Collected data entries
•••

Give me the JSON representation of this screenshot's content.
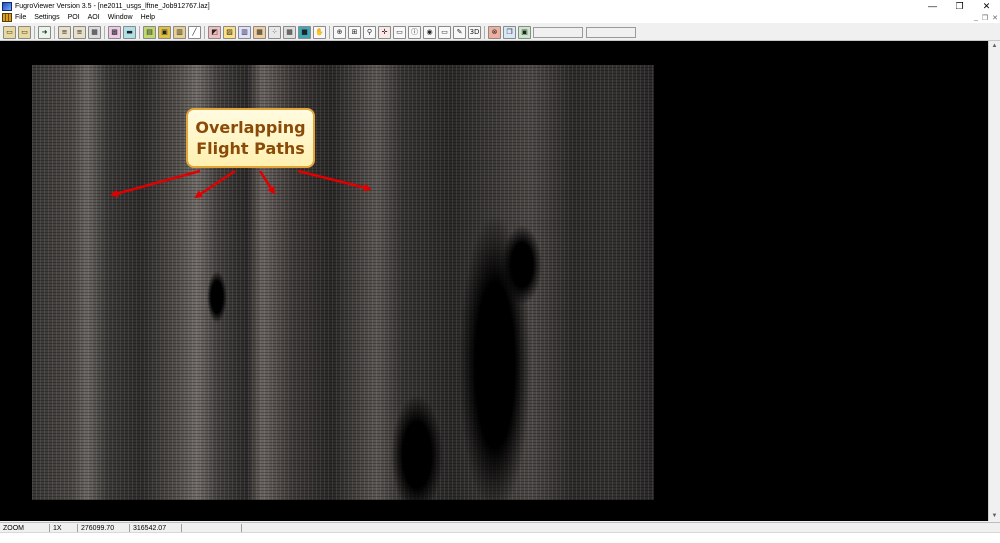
{
  "window": {
    "title": "FugroViewer Version 3.5 - [ne2011_usgs_lftne_Job912767.laz]",
    "controls": [
      "—",
      "❐",
      "✕"
    ]
  },
  "menu": {
    "items": [
      "File",
      "Settings",
      "POI",
      "AOI",
      "Window",
      "Help"
    ],
    "mdi_controls": [
      "_",
      "❐",
      "✕"
    ]
  },
  "toolbar": {
    "buttons": [
      {
        "icon": "open-folder-icon",
        "color": "#e8d9a0",
        "glyph": "▭"
      },
      {
        "icon": "open-file-icon",
        "color": "#e8d9a0",
        "glyph": "▭"
      },
      {
        "icon": "forward-arrow-icon",
        "color": "#e8f5e8",
        "glyph": "➜"
      },
      {
        "icon": "layers-icon",
        "color": "#e8e0c8",
        "glyph": "≡"
      },
      {
        "icon": "layers-alt-icon",
        "color": "#e8e0c8",
        "glyph": "≡"
      },
      {
        "icon": "grid-points-icon",
        "color": "#dcdcdc",
        "glyph": "▦"
      },
      {
        "icon": "hatch-icon",
        "color": "#f0c8e8",
        "glyph": "▩"
      },
      {
        "icon": "profile-icon",
        "color": "#b0e0e8",
        "glyph": "▬"
      },
      {
        "icon": "color-ramp-icon",
        "color": "#c0d870",
        "glyph": "▤"
      },
      {
        "icon": "elevation-icon",
        "color": "#e0c040",
        "glyph": "▣"
      },
      {
        "icon": "intensity-icon",
        "color": "#e8d090",
        "glyph": "▥"
      },
      {
        "icon": "line-tool-icon",
        "color": "#ffffff",
        "glyph": "╱"
      },
      {
        "icon": "rgb-icon",
        "color": "#f0c0c0",
        "glyph": "◩"
      },
      {
        "icon": "classification-icon",
        "color": "#ffe080",
        "glyph": "▨"
      },
      {
        "icon": "spectrum-icon",
        "color": "#e0e0ff",
        "glyph": "▥"
      },
      {
        "icon": "palette-icon",
        "color": "#f0d0a0",
        "glyph": "▦"
      },
      {
        "icon": "dots-icon",
        "color": "#e8e8e8",
        "glyph": "⁘"
      },
      {
        "icon": "matrix-icon",
        "color": "#e0e0e0",
        "glyph": "▦"
      },
      {
        "icon": "surface-icon",
        "color": "#3ea8b8",
        "glyph": "■"
      },
      {
        "icon": "pan-hand-icon",
        "color": "#f8f8f8",
        "glyph": "✋"
      },
      {
        "icon": "zoom-icon",
        "color": "#f8f8f8",
        "glyph": "⊕"
      },
      {
        "icon": "zoom-fit-icon",
        "color": "#f8f8f8",
        "glyph": "⊞"
      },
      {
        "icon": "marker-icon",
        "color": "#f8f8f8",
        "glyph": "⚲"
      },
      {
        "icon": "crosshair-icon",
        "color": "#f8e8e8",
        "glyph": "✛"
      },
      {
        "icon": "measure-icon",
        "color": "#f8f8f8",
        "glyph": "▭"
      },
      {
        "icon": "identify-icon",
        "color": "#f8f8f8",
        "glyph": "ⓘ"
      },
      {
        "icon": "search-point-icon",
        "color": "#f8f8f8",
        "glyph": "◉"
      },
      {
        "icon": "ruler-icon",
        "color": "#f8f8f8",
        "glyph": "▭"
      },
      {
        "icon": "pencil-icon",
        "color": "#f8f8f8",
        "glyph": "✎"
      },
      {
        "icon": "3d-view-icon",
        "color": "#f8f8f8",
        "glyph": "3D"
      },
      {
        "icon": "stop-icon",
        "color": "#f0b0a0",
        "glyph": "⊗"
      },
      {
        "icon": "copy-window-icon",
        "color": "#d8e8f8",
        "glyph": "❐"
      },
      {
        "icon": "export-icon",
        "color": "#c8e8c8",
        "glyph": "▣"
      }
    ],
    "separator_after": [
      1,
      2,
      5,
      7,
      11,
      19,
      29
    ]
  },
  "annotation": {
    "callout_line1": "Overlapping",
    "callout_line2": "Flight Paths",
    "arrow_color": "#e00000"
  },
  "statusbar": {
    "mode": "ZOOM",
    "scale": "1X",
    "x": "276099.70",
    "y": "316542.07"
  }
}
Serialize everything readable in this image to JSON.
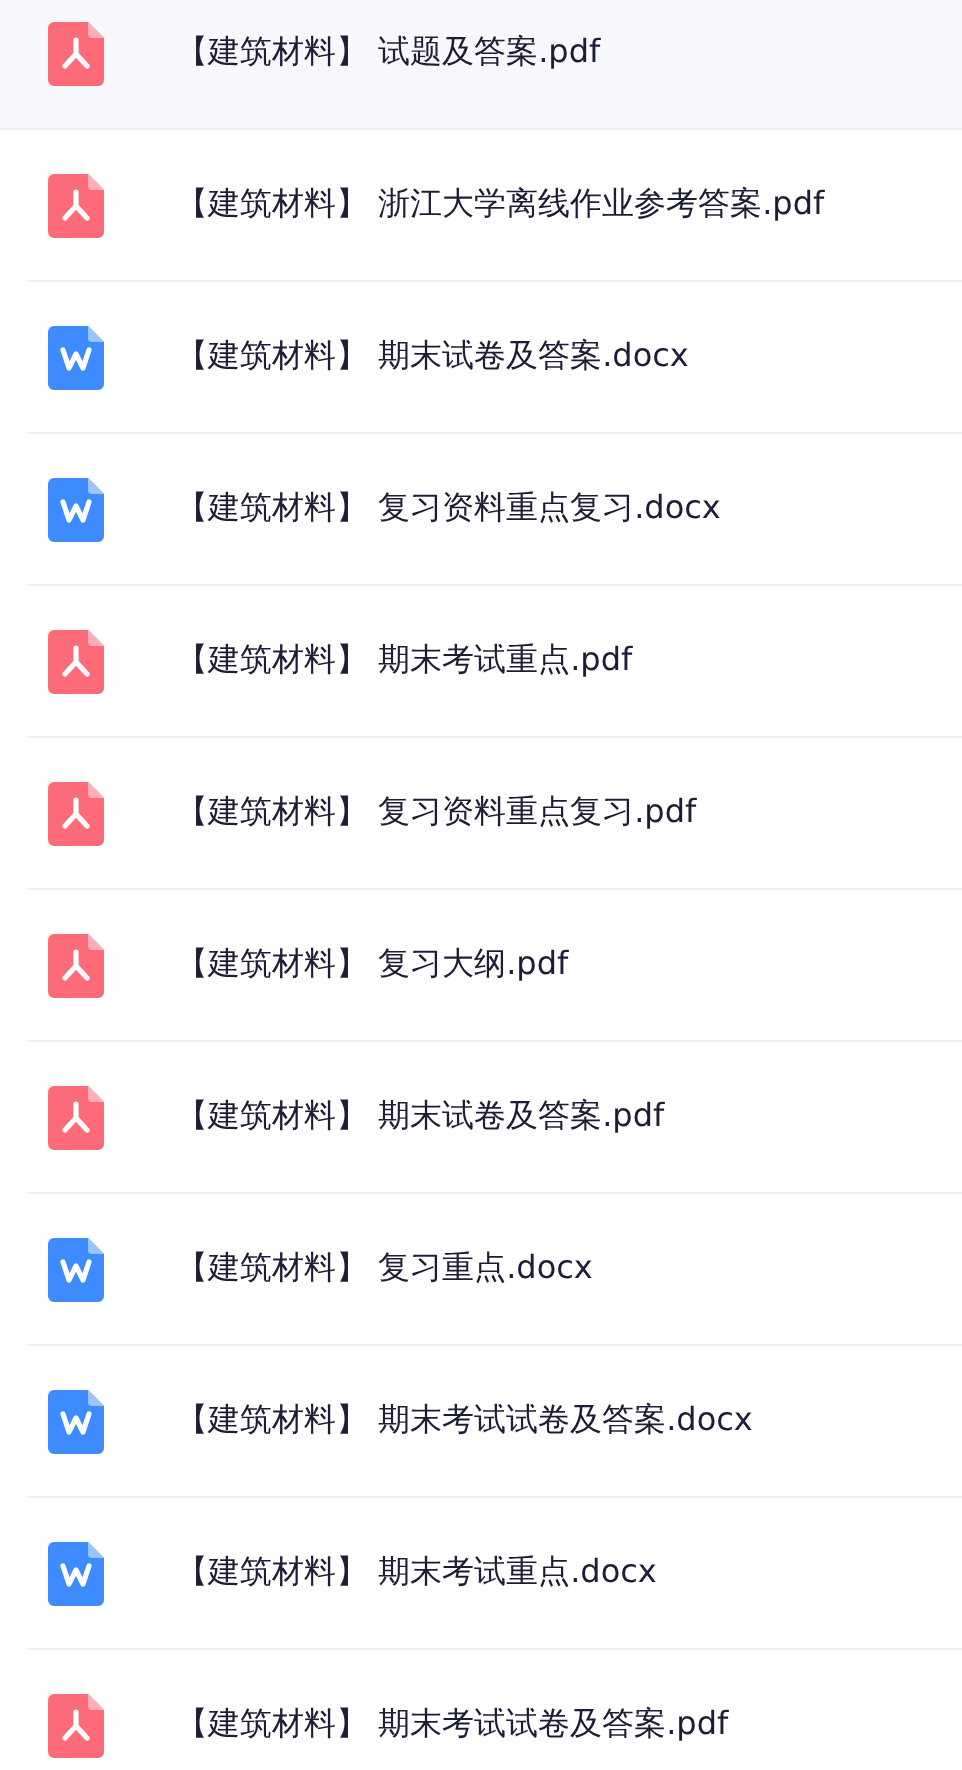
{
  "files": [
    {
      "kind": "pdf",
      "name": "【建筑材料】 试题及答案.pdf",
      "selected": true
    },
    {
      "kind": "pdf",
      "name": "【建筑材料】 浙江大学离线作业参考答案.pdf",
      "selected": false
    },
    {
      "kind": "word",
      "name": "【建筑材料】 期末试卷及答案.docx",
      "selected": false
    },
    {
      "kind": "word",
      "name": "【建筑材料】 复习资料重点复习.docx",
      "selected": false
    },
    {
      "kind": "pdf",
      "name": "【建筑材料】 期末考试重点.pdf",
      "selected": false
    },
    {
      "kind": "pdf",
      "name": "【建筑材料】 复习资料重点复习.pdf",
      "selected": false
    },
    {
      "kind": "pdf",
      "name": "【建筑材料】 复习大纲.pdf",
      "selected": false
    },
    {
      "kind": "pdf",
      "name": "【建筑材料】 期末试卷及答案.pdf",
      "selected": false
    },
    {
      "kind": "word",
      "name": "【建筑材料】 复习重点.docx",
      "selected": false
    },
    {
      "kind": "word",
      "name": "【建筑材料】 期末考试试卷及答案.docx",
      "selected": false
    },
    {
      "kind": "word",
      "name": "【建筑材料】 期末考试重点.docx",
      "selected": false
    },
    {
      "kind": "pdf",
      "name": "【建筑材料】 期末考试试卷及答案.pdf",
      "selected": false
    }
  ]
}
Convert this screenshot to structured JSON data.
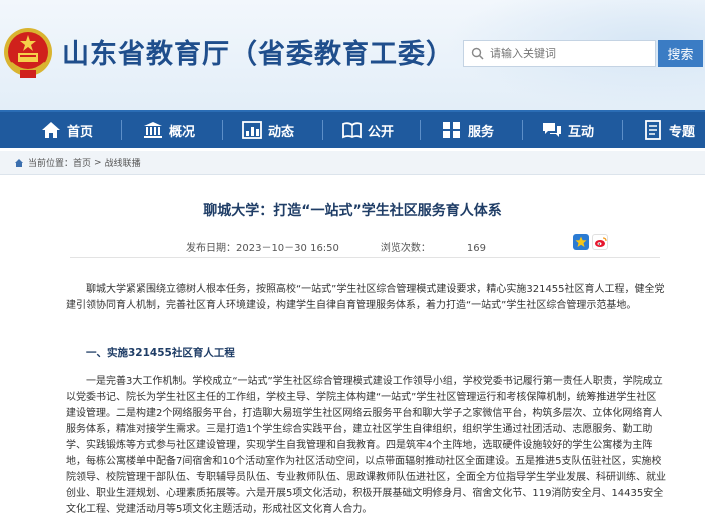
{
  "header": {
    "site_title": "山东省教育厅（省委教育工委）",
    "search_placeholder": "请输入关键词",
    "search_button": "搜索",
    "brand_color": "#1f5a9e"
  },
  "nav": {
    "items": [
      {
        "label": "首页",
        "icon": "home-icon"
      },
      {
        "label": "概况",
        "icon": "building-icon"
      },
      {
        "label": "动态",
        "icon": "chart-icon"
      },
      {
        "label": "公开",
        "icon": "book-icon"
      },
      {
        "label": "服务",
        "icon": "grid-icon"
      },
      {
        "label": "互动",
        "icon": "chat-icon"
      },
      {
        "label": "专题",
        "icon": "document-icon"
      }
    ]
  },
  "breadcrumb": {
    "prefix": "当前位置：",
    "items": [
      "首页",
      "战线联播"
    ],
    "separator": ">"
  },
  "article": {
    "title": "聊城大学：打造“一站式”学生社区服务育人体系",
    "publish_label": "发布日期：",
    "publish_time": "2023－10－30 16:50",
    "views_label": "浏览次数：",
    "views": "169",
    "paragraph1": "聊城大学紧紧围绕立德树人根本任务，按照高校“一站式”学生社区综合管理模式建设要求，精心实施321455社区育人工程，健全党建引领协同育人机制，完善社区育人环境建设，构建学生自律自育管理服务体系，着力打造“一站式”学生社区综合管理示范基地。",
    "heading1": "一、实施321455社区育人工程",
    "paragraph2": "一是完善3大工作机制。学校成立“一站式”学生社区综合管理模式建设工作领导小组，学校党委书记履行第一责任人职责，学院成立以党委书记、院长为学生社区主任的工作组，学校主导、学院主体构建“一站式”学生社区管理运行和考核保障机制，统筹推进学生社区建设管理。二是构建2个网络服务平台，打造聊大易班学生社区网络云服务平台和聊大学子之家微信平台，构筑多层次、立体化网络育人服务体系，精准对接学生需求。三是打造1个学生综合实践平台，建立社区学生自律组织，组织学生通过社团活动、志愿服务、勤工助学、实践锻炼等方式参与社区建设管理，实现学生自我管理和自我教育。四是筑牢4个主阵地，选取硬件设施较好的学生公寓楼为主阵地，每栋公寓楼单中配备7间宿舍和10个活动室作为社区活动空间，以点带面辐射推动社区全面建设。五是推进5支队伍驻社区，实施校院领导、校院管理干部队伍、专职辅导员队伍、专业教师队伍、思政课教师队伍进社区，全面全方位指导学生学业发展、科研训练、就业创业、职业生涯规划、心理素质拓展等。六是开展5项文化活动，积极开展基础文明修身月、宿舍文化节、119消防安全月、14435安全文化工程、党建活动月等5项文化主题活动，形成社区文化育人合力。"
  }
}
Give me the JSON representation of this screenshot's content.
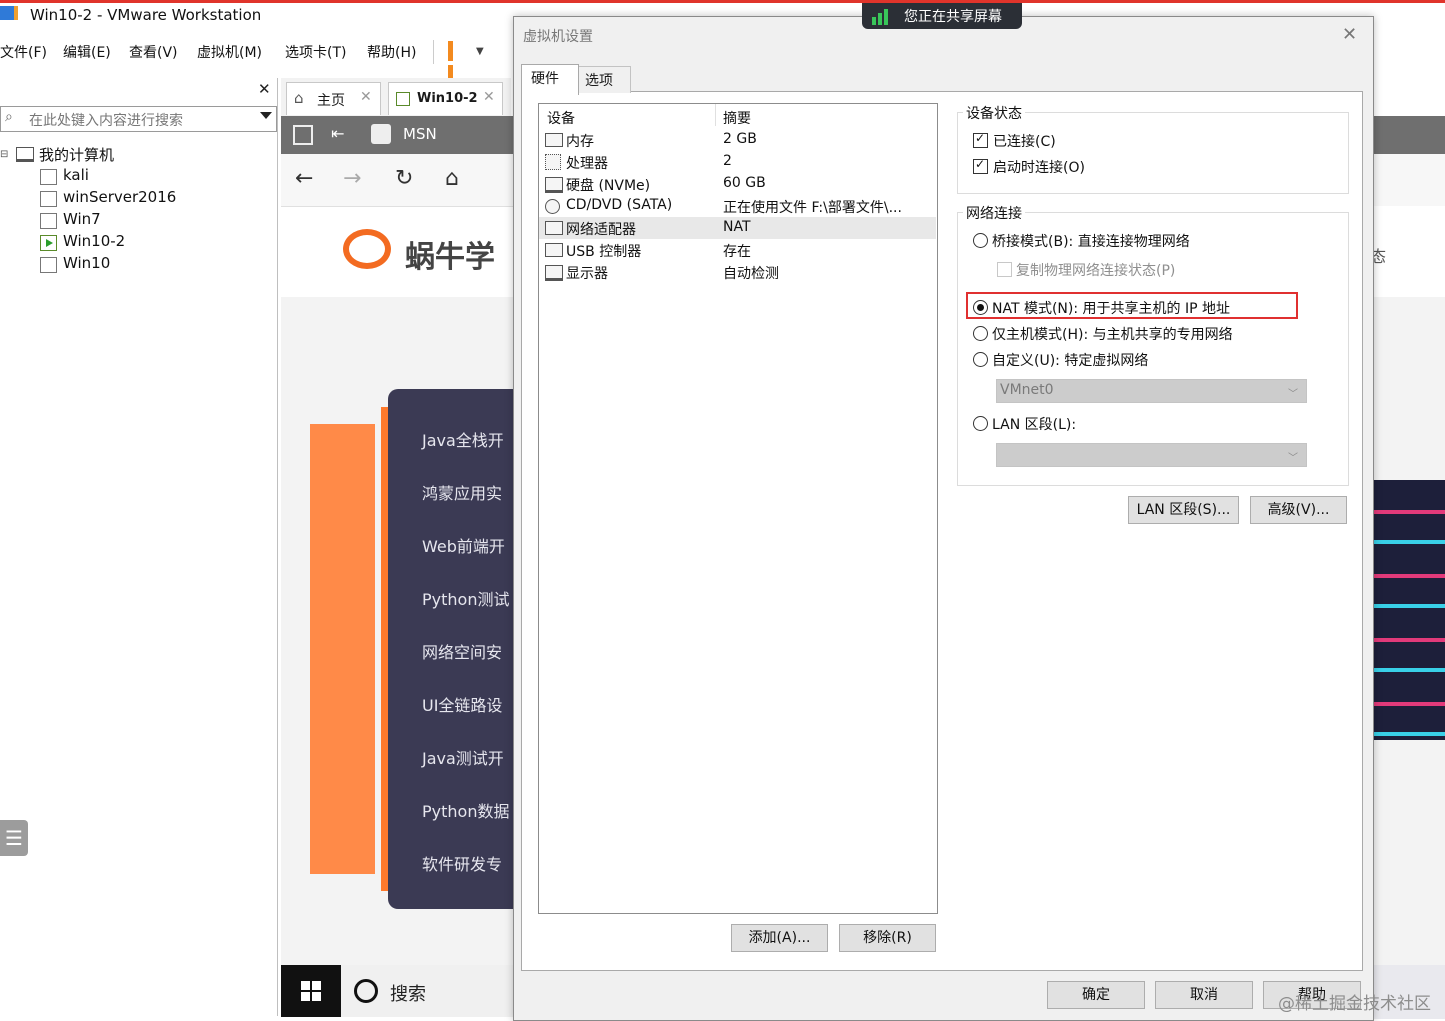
{
  "window": {
    "title": "Win10-2 - VMware Workstation"
  },
  "menu": [
    "文件(F)",
    "编辑(E)",
    "查看(V)",
    "虚拟机(M)",
    "选项卡(T)",
    "帮助(H)"
  ],
  "library": {
    "search_placeholder": "在此处键入内容进行搜索",
    "root": "我的计算机",
    "vms": [
      "kali",
      "winServer2016",
      "Win7",
      "Win10-2",
      "Win10"
    ]
  },
  "tabs": {
    "home": "主页",
    "vm": "Win10-2"
  },
  "guest": {
    "toolbar_label": "MSN",
    "logo_text": "蜗牛学",
    "courses": [
      "Java全栈开",
      "鸿蒙应用实",
      "Web前端开",
      "Python测试",
      "网络空间安",
      "UI全链路设",
      "Java测试开",
      "Python数据",
      "软件研发专"
    ],
    "taskbar_search": "搜索",
    "right_fragment": "态"
  },
  "share_banner": "您正在共享屏幕",
  "dialog": {
    "title": "虚拟机设置",
    "tabs": [
      "硬件",
      "选项"
    ],
    "device_header": "设备",
    "summary_header": "摘要",
    "devices": [
      {
        "name": "内存",
        "summary": "2 GB",
        "icon": "memory-icon"
      },
      {
        "name": "处理器",
        "summary": "2",
        "icon": "processor-icon"
      },
      {
        "name": "硬盘 (NVMe)",
        "summary": "60 GB",
        "icon": "harddisk-icon"
      },
      {
        "name": "CD/DVD (SATA)",
        "summary": "正在使用文件 F:\\部署文件\\...",
        "icon": "cdrom-icon"
      },
      {
        "name": "网络适配器",
        "summary": "NAT",
        "icon": "network-icon"
      },
      {
        "name": "USB 控制器",
        "summary": "存在",
        "icon": "usb-icon"
      },
      {
        "name": "显示器",
        "summary": "自动检测",
        "icon": "display-icon"
      }
    ],
    "add_button": "添加(A)...",
    "remove_button": "移除(R)",
    "device_status": {
      "title": "设备状态",
      "connected": "已连接(C)",
      "connect_at_power_on": "启动时连接(O)"
    },
    "network": {
      "title": "网络连接",
      "bridged": "桥接模式(B): 直接连接物理网络",
      "replicate": "复制物理网络连接状态(P)",
      "nat": "NAT 模式(N): 用于共享主机的 IP 地址",
      "host_only": "仅主机模式(H): 与主机共享的专用网络",
      "custom": "自定义(U): 特定虚拟网络",
      "custom_value": "VMnet0",
      "lan": "LAN 区段(L):",
      "lan_value": ""
    },
    "lan_segments_button": "LAN 区段(S)...",
    "advanced_button": "高级(V)...",
    "ok_button": "确定",
    "cancel_button": "取消",
    "help_button": "帮助"
  },
  "watermark": "@稀土掘金技术社区"
}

•••

* Exercise:
Gather and return every line that holds the string "建筑材料".

* Output of the task:
      "name": "【建筑材料】 试题及答案.pdf",
      "name": "【建筑材料】 浙江大学离线作业参考答案.pdf",
      "name": "【建筑材料】 期末试卷及答案.docx",
      "name": "【建筑材料】 复习资料重点复习.docx",
      "name": "【建筑材料】 期末考试重点.pdf",
      "name": "【建筑材料】 复习资料重点复习.pdf",
      "name": "【建筑材料】 复习大纲.pdf",
      "name": "【建筑材料】 期末试卷及答案.pdf",
      "name": "【建筑材料】 复习重点.docx",
      "name": "【建筑材料】 期末考试试卷及答案.docx",
      "name": "【建筑材料】 期末考试重点.docx",
      "name": "【建筑材料】 期末考试试卷及答案.pdf",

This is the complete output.